- Given problem: Show all lines of the listing that hold the word "securities".

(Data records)
=-=-=-=-=

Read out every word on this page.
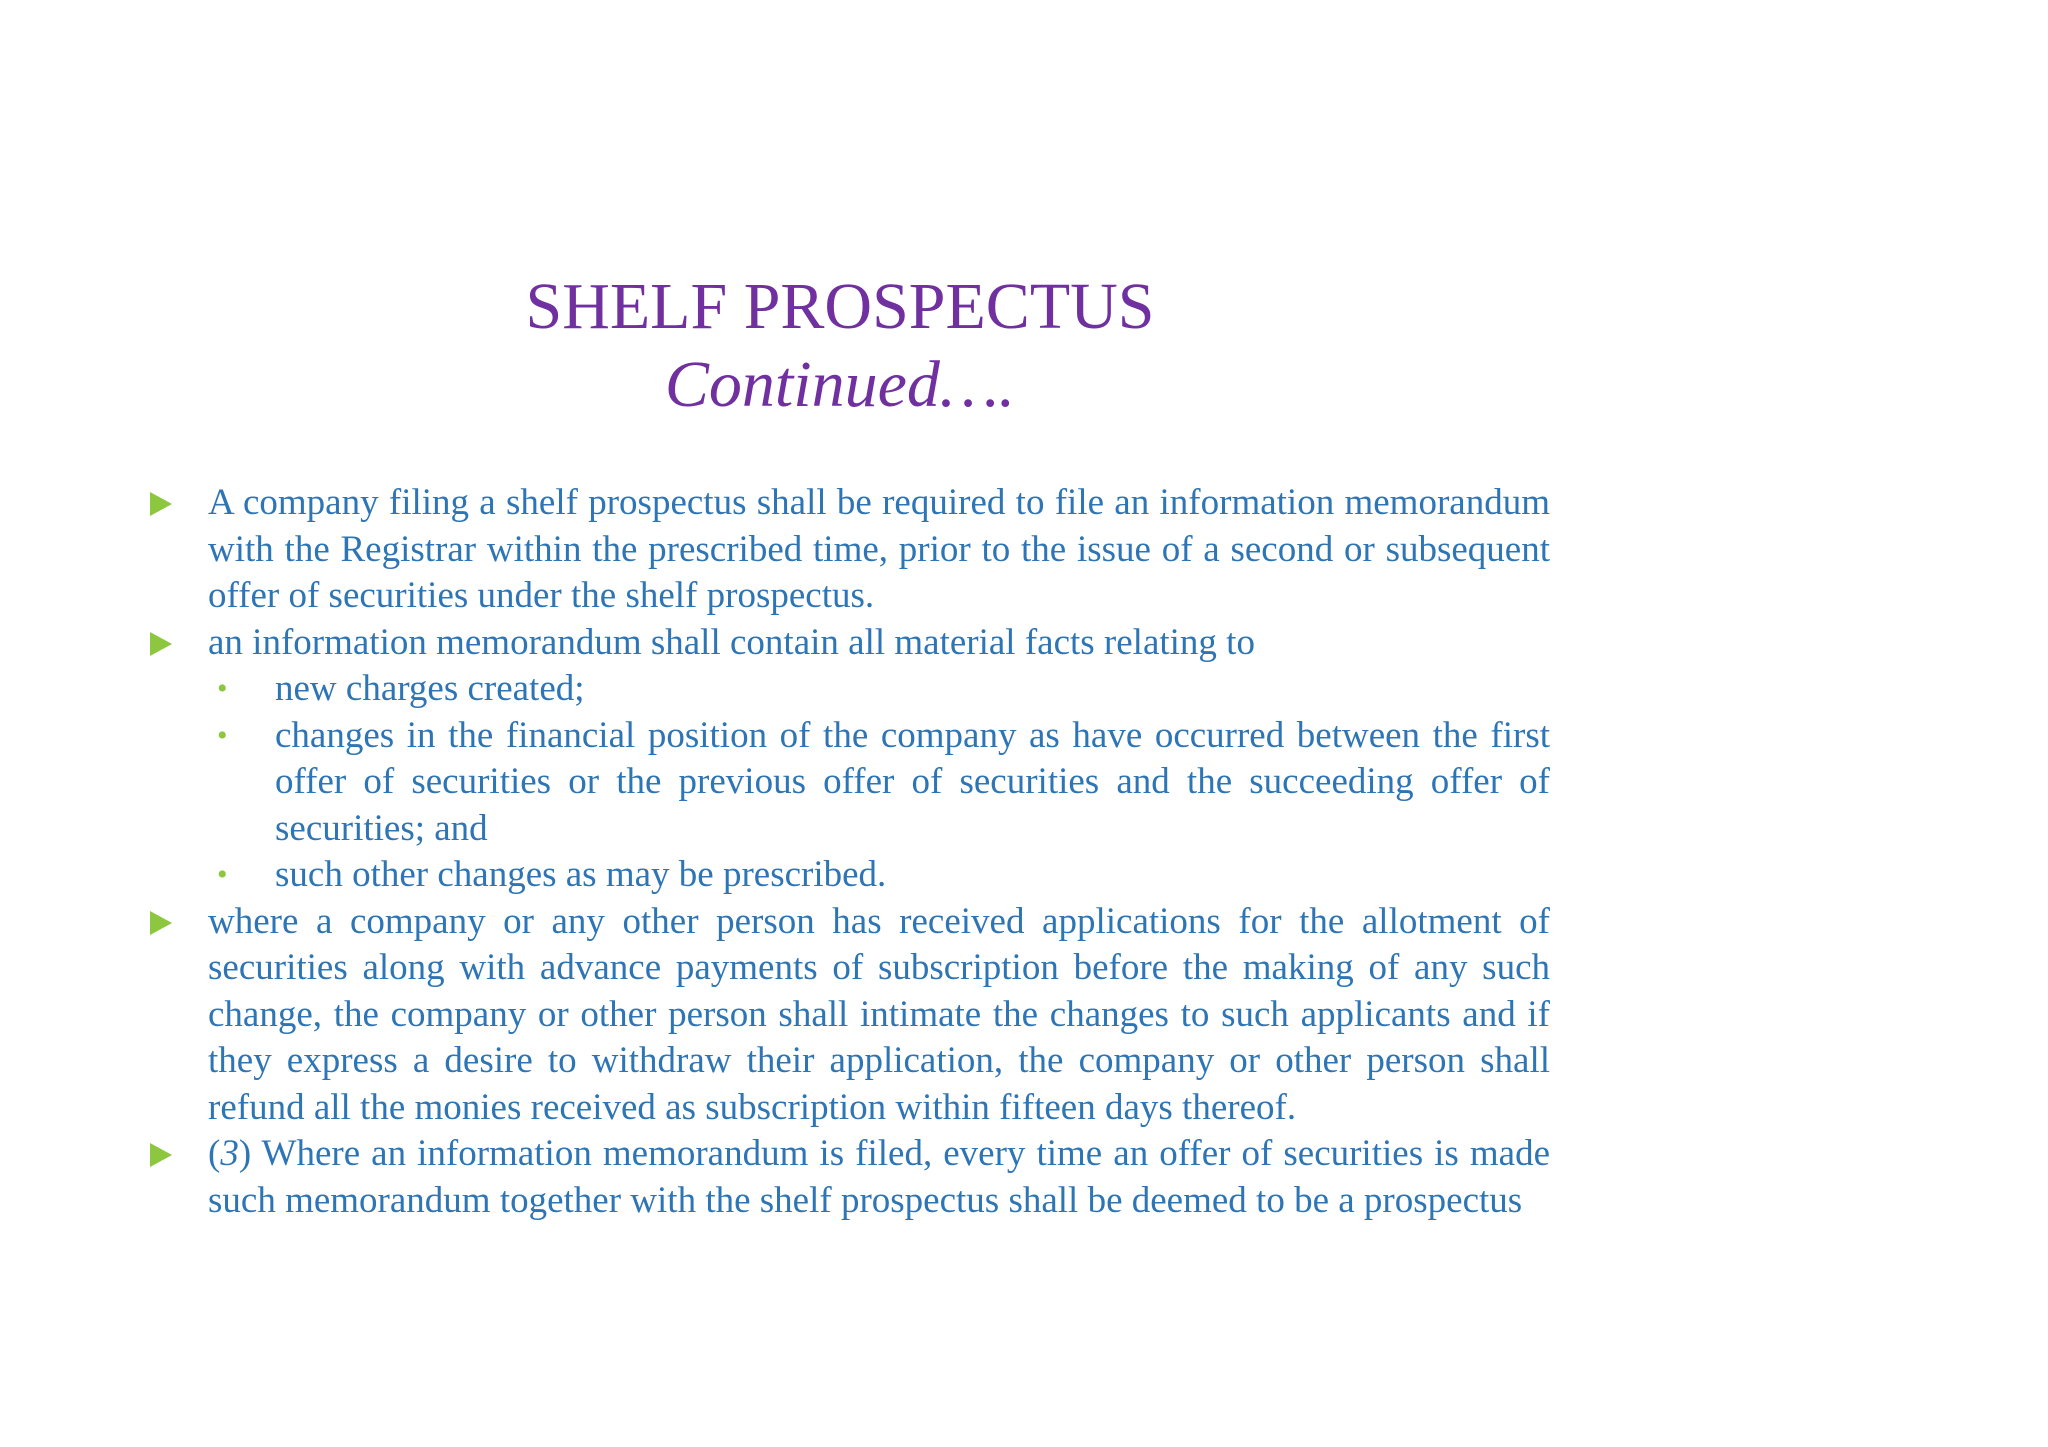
SHELF PROSPECTUS
Continued….
A company filing a shelf prospectus shall be required to file an information memorandum with the Registrar within the prescribed time, prior to the issue of a second or subsequent offer of securities under the shelf prospectus.
an information memorandum shall contain all material facts relating to
• new charges created;
• changes in the financial position of the company as have occurred between the first offer of securities or the previous offer of securities and the succeeding offer of securities; and
• such other changes as may be prescribed.
where a company or any other person has received applications for the allotment of securities along with advance payments of subscription before the making of any such change, the company or other person shall intimate the changes to such applicants and if they express a desire to withdraw their application, the company or other person shall refund all the monies received as subscription within fifteen days thereof.
(3) Where an information memorandum is filed, every time an offer of securities is made such memorandum together with the shelf prospectus shall be deemed to be a prospectus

=-=-=-=-=

- Solution:
A company filing a shelf prospectus shall be required to file an information memorandum with the Registrar within the prescribed time, prior to the issue of a second or subsequent offer of securities under the shelf prospectus.
• changes in the financial position of the company as have occurred between the first offer of securities or the previous offer of securities and the succeeding offer of securities; and
where a company or any other person has received applications for the allotment of securities along with advance payments of subscription before the making of any such change, the company or other person shall intimate the changes to such applicants and if they express a desire to withdraw their application, the company or other person shall refund all the monies received as subscription within fifteen days thereof.
(3) Where an information memorandum is filed, every time an offer of securities is made such memorandum together with the shelf prospectus shall be deemed to be a prospectus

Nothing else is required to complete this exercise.